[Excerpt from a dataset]
● ● ● ● ●

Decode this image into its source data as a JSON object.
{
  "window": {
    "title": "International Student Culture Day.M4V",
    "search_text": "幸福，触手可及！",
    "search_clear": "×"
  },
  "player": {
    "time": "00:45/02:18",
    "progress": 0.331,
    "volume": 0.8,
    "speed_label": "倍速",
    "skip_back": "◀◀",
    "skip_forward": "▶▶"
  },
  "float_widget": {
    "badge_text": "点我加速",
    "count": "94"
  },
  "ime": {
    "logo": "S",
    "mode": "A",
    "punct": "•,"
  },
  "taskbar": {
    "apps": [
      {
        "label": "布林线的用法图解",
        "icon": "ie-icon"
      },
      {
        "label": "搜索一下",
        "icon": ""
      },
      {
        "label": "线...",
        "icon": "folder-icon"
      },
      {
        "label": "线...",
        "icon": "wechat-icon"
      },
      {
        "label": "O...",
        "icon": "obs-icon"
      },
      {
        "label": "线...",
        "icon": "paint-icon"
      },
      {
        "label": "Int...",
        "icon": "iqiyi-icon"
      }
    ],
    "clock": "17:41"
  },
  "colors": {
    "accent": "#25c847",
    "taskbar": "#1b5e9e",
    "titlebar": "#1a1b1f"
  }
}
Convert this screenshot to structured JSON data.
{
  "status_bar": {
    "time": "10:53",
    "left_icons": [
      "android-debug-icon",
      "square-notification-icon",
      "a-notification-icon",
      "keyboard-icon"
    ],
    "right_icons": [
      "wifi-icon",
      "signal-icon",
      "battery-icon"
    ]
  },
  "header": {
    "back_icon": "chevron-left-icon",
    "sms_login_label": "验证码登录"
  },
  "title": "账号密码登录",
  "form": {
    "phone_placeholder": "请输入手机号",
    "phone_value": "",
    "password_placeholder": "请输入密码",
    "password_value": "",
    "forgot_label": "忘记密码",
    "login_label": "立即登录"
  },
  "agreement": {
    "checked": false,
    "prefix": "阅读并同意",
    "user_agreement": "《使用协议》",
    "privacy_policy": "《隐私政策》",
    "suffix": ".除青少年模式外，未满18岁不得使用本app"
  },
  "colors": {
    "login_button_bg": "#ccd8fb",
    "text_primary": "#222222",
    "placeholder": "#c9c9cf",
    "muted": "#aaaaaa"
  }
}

● ● ● ● ●

◆ **SHORT EXERCISE**
Make an exact copy of all the data.

◆ **RESULT BELOW**
Decode this image into its source data as a JSON object.
{
  "window": {
    "title": "International Student Culture Day.M4V",
    "search_text": "幸福，触手可及！",
    "search_clear": "×"
  },
  "player": {
    "time": "00:45/02:18",
    "progress": 0.331,
    "volume": 0.8,
    "speed_label": "倍速",
    "skip_back": "◀◀",
    "skip_forward": "▶▶"
  },
  "float_widget": {
    "badge_text": "点我加速",
    "count": "94"
  },
  "ime": {
    "logo": "S",
    "mode": "A",
    "punct": "•,"
  },
  "taskbar": {
    "apps": [
      {
        "label": "布林线的用法图解",
        "icon": "ie-icon"
      },
      {
        "label": "搜索一下",
        "icon": ""
      },
      {
        "label": "线...",
        "icon": "folder-icon"
      },
      {
        "label": "线...",
        "icon": "wechat-icon"
      },
      {
        "label": "O...",
        "icon": "obs-icon"
      },
      {
        "label": "线...",
        "icon": "paint-icon"
      },
      {
        "label": "Int...",
        "icon": "iqiyi-icon"
      }
    ],
    "clock": "17:41"
  },
  "colors": {
    "accent": "#25c847",
    "taskbar": "#1b5e9e",
    "titlebar": "#1a1b1f"
  }
}
Convert this screenshot to structured JSON data.
{
  "status_bar": {
    "time": "10:53",
    "left_icons": [
      "android-debug-icon",
      "square-notification-icon",
      "a-notification-icon",
      "keyboard-icon"
    ],
    "right_icons": [
      "wifi-icon",
      "signal-icon",
      "battery-icon"
    ]
  },
  "header": {
    "back_icon": "chevron-left-icon",
    "sms_login_label": "验证码登录"
  },
  "title": "账号密码登录",
  "form": {
    "phone_placeholder": "请输入手机号",
    "phone_value": "",
    "password_placeholder": "请输入密码",
    "password_value": "",
    "forgot_label": "忘记密码",
    "login_label": "立即登录"
  },
  "agreement": {
    "checked": false,
    "prefix": "阅读并同意",
    "user_agreement": "《使用协议》",
    "privacy_policy": "《隐私政策》",
    "suffix": ".除青少年模式外，未满18岁不得使用本app"
  },
  "colors": {
    "login_button_bg": "#ccd8fb",
    "text_primary": "#222222",
    "placeholder": "#c9c9cf",
    "muted": "#aaaaaa"
  }
}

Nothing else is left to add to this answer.